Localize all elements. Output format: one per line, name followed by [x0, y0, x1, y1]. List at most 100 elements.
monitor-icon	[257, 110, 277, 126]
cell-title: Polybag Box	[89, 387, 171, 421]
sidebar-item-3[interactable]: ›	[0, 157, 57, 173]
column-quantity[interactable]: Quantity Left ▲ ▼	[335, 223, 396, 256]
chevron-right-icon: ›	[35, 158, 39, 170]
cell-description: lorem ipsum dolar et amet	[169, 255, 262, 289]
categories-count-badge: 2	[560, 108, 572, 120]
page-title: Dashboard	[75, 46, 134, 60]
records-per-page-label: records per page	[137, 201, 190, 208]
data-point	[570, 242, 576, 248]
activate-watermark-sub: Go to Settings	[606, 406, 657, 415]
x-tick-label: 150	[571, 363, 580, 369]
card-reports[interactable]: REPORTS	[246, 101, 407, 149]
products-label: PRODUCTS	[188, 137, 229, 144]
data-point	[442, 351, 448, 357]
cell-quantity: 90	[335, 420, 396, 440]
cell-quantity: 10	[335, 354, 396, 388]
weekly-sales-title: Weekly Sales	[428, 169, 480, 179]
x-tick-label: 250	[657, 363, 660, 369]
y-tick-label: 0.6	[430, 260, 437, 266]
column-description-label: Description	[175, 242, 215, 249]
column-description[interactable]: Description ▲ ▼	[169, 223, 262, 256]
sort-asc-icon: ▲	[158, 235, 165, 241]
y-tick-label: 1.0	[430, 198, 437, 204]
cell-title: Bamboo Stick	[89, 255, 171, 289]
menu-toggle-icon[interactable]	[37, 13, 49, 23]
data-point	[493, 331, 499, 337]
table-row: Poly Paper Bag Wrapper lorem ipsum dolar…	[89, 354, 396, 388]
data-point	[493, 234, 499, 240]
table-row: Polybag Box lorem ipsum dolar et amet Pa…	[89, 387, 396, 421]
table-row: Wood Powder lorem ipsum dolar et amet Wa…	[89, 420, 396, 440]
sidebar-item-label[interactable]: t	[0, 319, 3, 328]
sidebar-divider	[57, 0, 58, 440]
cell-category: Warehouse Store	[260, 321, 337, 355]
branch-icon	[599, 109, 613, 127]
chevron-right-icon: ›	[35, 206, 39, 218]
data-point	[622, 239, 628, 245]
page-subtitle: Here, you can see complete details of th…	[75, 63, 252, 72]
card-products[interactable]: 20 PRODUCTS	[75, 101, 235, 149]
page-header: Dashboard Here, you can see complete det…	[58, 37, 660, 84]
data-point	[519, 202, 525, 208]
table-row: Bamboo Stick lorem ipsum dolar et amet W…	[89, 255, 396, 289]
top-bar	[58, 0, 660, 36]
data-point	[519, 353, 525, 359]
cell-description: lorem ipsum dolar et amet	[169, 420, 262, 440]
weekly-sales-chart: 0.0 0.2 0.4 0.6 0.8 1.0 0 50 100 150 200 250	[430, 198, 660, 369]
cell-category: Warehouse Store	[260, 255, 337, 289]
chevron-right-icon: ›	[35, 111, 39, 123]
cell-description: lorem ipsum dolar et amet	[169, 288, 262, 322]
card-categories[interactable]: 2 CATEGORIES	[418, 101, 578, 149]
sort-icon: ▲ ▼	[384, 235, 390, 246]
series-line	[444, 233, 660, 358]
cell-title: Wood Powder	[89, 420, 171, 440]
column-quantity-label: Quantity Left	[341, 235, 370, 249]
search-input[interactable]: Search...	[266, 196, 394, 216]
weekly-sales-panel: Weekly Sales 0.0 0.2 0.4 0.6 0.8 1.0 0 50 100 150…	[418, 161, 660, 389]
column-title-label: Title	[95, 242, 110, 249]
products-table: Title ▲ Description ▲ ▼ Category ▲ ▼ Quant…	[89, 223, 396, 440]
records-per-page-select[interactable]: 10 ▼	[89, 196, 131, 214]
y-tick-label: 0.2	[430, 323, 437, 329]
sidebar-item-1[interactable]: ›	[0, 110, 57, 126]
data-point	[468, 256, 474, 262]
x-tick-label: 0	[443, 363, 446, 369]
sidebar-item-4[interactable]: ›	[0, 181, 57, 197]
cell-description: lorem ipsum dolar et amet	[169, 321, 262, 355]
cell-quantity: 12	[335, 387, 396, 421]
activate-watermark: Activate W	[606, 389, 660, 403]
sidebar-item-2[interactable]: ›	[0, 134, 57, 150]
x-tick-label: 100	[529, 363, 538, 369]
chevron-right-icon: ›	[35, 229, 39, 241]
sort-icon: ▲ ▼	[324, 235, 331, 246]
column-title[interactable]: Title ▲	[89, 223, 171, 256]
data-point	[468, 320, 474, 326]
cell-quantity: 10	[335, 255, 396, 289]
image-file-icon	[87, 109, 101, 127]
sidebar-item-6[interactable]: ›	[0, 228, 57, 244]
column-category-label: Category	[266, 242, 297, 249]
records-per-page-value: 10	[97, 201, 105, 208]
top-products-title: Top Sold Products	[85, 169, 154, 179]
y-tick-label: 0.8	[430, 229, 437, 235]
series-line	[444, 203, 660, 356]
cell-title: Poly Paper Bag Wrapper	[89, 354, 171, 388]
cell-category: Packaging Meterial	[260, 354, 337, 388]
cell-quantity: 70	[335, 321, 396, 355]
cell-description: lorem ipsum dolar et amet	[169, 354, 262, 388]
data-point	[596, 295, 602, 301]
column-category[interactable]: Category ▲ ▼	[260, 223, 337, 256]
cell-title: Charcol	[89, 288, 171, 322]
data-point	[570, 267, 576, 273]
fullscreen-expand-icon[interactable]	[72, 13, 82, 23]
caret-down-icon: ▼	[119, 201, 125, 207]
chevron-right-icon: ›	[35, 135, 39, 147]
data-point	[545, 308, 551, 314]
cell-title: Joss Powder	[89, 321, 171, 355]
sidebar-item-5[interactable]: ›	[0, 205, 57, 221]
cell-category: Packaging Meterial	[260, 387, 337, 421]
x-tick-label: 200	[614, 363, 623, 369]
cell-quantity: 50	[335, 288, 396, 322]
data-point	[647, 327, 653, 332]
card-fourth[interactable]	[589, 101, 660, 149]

GIVEN PROBLEM: Could you repeat every row above, character for character, with nothing added or changed?

OUTPUT FOR THIS EXERCISE:
Localize all elements. Output format: one per line, name followed by [x0, y0, x1, y1]. List at most 100 elements.
monitor-icon	[257, 110, 277, 126]
cell-title: Polybag Box	[89, 387, 171, 421]
sidebar-item-3[interactable]: ›	[0, 157, 57, 173]
column-quantity[interactable]: Quantity Left ▲ ▼	[335, 223, 396, 256]
chevron-right-icon: ›	[35, 158, 39, 170]
cell-description: lorem ipsum dolar et amet	[169, 255, 262, 289]
categories-count-badge: 2	[560, 108, 572, 120]
page-title: Dashboard	[75, 46, 134, 60]
records-per-page-label: records per page	[137, 201, 190, 208]
data-point	[570, 242, 576, 248]
activate-watermark-sub: Go to Settings	[606, 406, 657, 415]
x-tick-label: 150	[571, 363, 580, 369]
card-reports[interactable]: REPORTS	[246, 101, 407, 149]
products-label: PRODUCTS	[188, 137, 229, 144]
data-point	[442, 351, 448, 357]
cell-quantity: 90	[335, 420, 396, 440]
cell-quantity: 10	[335, 354, 396, 388]
weekly-sales-title: Weekly Sales	[428, 169, 480, 179]
x-tick-label: 250	[657, 363, 660, 369]
y-tick-label: 0.6	[430, 260, 437, 266]
column-description-label: Description	[175, 242, 215, 249]
column-description[interactable]: Description ▲ ▼	[169, 223, 262, 256]
sort-asc-icon: ▲	[158, 235, 165, 241]
y-tick-label: 1.0	[430, 198, 437, 204]
cell-title: Bamboo Stick	[89, 255, 171, 289]
menu-toggle-icon[interactable]	[37, 13, 49, 23]
data-point	[493, 331, 499, 337]
table-row: Poly Paper Bag Wrapper lorem ipsum dolar…	[89, 354, 396, 388]
data-point	[493, 234, 499, 240]
table-row: Polybag Box lorem ipsum dolar et amet Pa…	[89, 387, 396, 421]
table-row: Wood Powder lorem ipsum dolar et amet Wa…	[89, 420, 396, 440]
sidebar-item-label[interactable]: t	[0, 319, 3, 328]
sidebar-divider	[57, 0, 58, 440]
cell-category: Warehouse Store	[260, 321, 337, 355]
branch-icon	[599, 109, 613, 127]
chevron-right-icon: ›	[35, 206, 39, 218]
data-point	[622, 239, 628, 245]
page-subtitle: Here, you can see complete details of th…	[75, 63, 252, 72]
card-products[interactable]: 20 PRODUCTS	[75, 101, 235, 149]
page-header: Dashboard Here, you can see complete det…	[58, 37, 660, 84]
data-point	[519, 202, 525, 208]
table-row: Bamboo Stick lorem ipsum dolar et amet W…	[89, 255, 396, 289]
top-bar	[58, 0, 660, 36]
data-point	[519, 353, 525, 359]
cell-description: lorem ipsum dolar et amet	[169, 420, 262, 440]
weekly-sales-chart: 0.0 0.2 0.4 0.6 0.8 1.0 0 50 100 150 200 250	[430, 198, 660, 369]
cell-category: Warehouse Store	[260, 255, 337, 289]
chevron-right-icon: ›	[35, 111, 39, 123]
cell-description: lorem ipsum dolar et amet	[169, 288, 262, 322]
card-categories[interactable]: 2 CATEGORIES	[418, 101, 578, 149]
sort-icon: ▲ ▼	[384, 235, 390, 246]
series-line	[444, 233, 660, 358]
cell-title: Wood Powder	[89, 420, 171, 440]
column-quantity-label: Quantity Left	[341, 235, 370, 249]
search-input[interactable]: Search...	[266, 196, 394, 216]
weekly-sales-panel: Weekly Sales 0.0 0.2 0.4 0.6 0.8 1.0 0 50 100 150…	[418, 161, 660, 389]
column-title-label: Title	[95, 242, 110, 249]
products-table: Title ▲ Description ▲ ▼ Category ▲ ▼ Quant…	[89, 223, 396, 440]
records-per-page-select[interactable]: 10 ▼	[89, 196, 131, 214]
y-tick-label: 0.2	[430, 323, 437, 329]
sidebar-item-1[interactable]: ›	[0, 110, 57, 126]
data-point	[468, 256, 474, 262]
x-tick-label: 0	[443, 363, 446, 369]
sidebar-item-4[interactable]: ›	[0, 181, 57, 197]
cell-description: lorem ipsum dolar et amet	[169, 321, 262, 355]
cell-quantity: 12	[335, 387, 396, 421]
activate-watermark: Activate W	[606, 389, 660, 403]
sidebar-item-2[interactable]: ›	[0, 134, 57, 150]
x-tick-label: 100	[529, 363, 538, 369]
chevron-right-icon: ›	[35, 229, 39, 241]
sort-icon: ▲ ▼	[324, 235, 331, 246]
column-title[interactable]: Title ▲	[89, 223, 171, 256]
data-point	[468, 320, 474, 326]
cell-quantity: 10	[335, 255, 396, 289]
image-file-icon	[87, 109, 101, 127]
sidebar-item-6[interactable]: ›	[0, 228, 57, 244]
column-category-label: Category	[266, 242, 297, 249]
records-per-page-value: 10	[97, 201, 105, 208]
top-products-title: Top Sold Products	[85, 169, 154, 179]
y-tick-label: 0.8	[430, 229, 437, 235]
series-line	[444, 203, 660, 356]
cell-title: Poly Paper Bag Wrapper	[89, 354, 171, 388]
cell-category: Packaging Meterial	[260, 354, 337, 388]
cell-quantity: 70	[335, 321, 396, 355]
cell-description: lorem ipsum dolar et amet	[169, 354, 262, 388]
data-point	[596, 295, 602, 301]
column-category[interactable]: Category ▲ ▼	[260, 223, 337, 256]
cell-title: Charcol	[89, 288, 171, 322]
data-point	[570, 267, 576, 273]
fullscreen-expand-icon[interactable]	[72, 13, 82, 23]
caret-down-icon: ▼	[119, 201, 125, 207]
chevron-right-icon: ›	[35, 135, 39, 147]
data-point	[545, 308, 551, 314]
cell-title: Joss Powder	[89, 321, 171, 355]
sidebar-item-5[interactable]: ›	[0, 205, 57, 221]
cell-category: Packaging Meterial	[260, 387, 337, 421]
x-tick-label: 200	[614, 363, 623, 369]
cell-quantity: 50	[335, 288, 396, 322]
data-point	[647, 327, 653, 332]
card-fourth[interactable]	[589, 101, 660, 149]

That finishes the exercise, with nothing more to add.